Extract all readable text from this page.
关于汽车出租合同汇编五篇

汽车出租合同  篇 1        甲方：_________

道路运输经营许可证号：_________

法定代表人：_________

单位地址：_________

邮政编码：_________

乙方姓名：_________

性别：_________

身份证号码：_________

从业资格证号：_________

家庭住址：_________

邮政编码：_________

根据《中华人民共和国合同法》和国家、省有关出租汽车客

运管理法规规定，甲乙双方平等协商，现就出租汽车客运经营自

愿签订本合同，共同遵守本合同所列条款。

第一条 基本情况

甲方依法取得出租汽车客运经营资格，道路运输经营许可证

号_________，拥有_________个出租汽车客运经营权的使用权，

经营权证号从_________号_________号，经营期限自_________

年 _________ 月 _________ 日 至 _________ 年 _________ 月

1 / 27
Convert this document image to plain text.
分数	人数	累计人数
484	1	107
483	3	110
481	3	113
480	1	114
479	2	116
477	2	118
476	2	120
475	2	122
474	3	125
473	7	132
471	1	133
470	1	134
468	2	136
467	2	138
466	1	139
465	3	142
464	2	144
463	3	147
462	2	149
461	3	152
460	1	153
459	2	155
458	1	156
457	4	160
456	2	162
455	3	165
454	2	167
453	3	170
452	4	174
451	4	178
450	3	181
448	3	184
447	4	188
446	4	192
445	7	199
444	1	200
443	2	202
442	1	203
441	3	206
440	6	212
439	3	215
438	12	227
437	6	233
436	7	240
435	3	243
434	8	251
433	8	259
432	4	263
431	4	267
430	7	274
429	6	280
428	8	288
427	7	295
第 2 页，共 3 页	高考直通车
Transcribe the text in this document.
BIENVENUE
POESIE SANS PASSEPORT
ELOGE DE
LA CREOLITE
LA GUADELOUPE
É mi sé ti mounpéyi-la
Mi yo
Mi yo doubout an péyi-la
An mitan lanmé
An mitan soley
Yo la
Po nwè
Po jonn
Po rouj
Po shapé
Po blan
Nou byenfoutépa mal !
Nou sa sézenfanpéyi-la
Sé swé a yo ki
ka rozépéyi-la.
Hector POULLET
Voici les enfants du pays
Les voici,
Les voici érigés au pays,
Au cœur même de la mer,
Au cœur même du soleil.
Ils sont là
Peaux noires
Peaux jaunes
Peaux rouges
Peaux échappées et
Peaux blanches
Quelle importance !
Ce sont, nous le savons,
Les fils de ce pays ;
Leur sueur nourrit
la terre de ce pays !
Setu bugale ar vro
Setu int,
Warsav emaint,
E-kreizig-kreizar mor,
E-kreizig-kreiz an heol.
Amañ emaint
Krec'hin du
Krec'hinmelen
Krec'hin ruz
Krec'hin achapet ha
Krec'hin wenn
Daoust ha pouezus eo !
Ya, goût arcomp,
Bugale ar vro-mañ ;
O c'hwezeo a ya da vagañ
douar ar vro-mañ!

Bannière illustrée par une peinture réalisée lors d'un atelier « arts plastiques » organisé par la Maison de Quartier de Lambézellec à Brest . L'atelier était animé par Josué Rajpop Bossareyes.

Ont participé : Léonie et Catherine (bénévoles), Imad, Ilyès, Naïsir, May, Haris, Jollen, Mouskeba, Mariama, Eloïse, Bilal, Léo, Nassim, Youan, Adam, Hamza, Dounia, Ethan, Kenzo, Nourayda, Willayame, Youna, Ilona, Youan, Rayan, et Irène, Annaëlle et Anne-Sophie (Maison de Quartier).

■ Required task
Every line that holds the string "Krec" should be returned.

■ Response to this task
Krec'hin du
Krec'hinmelen
Krec'hin ruz
Krec'hin achapet ha
Krec'hin wenn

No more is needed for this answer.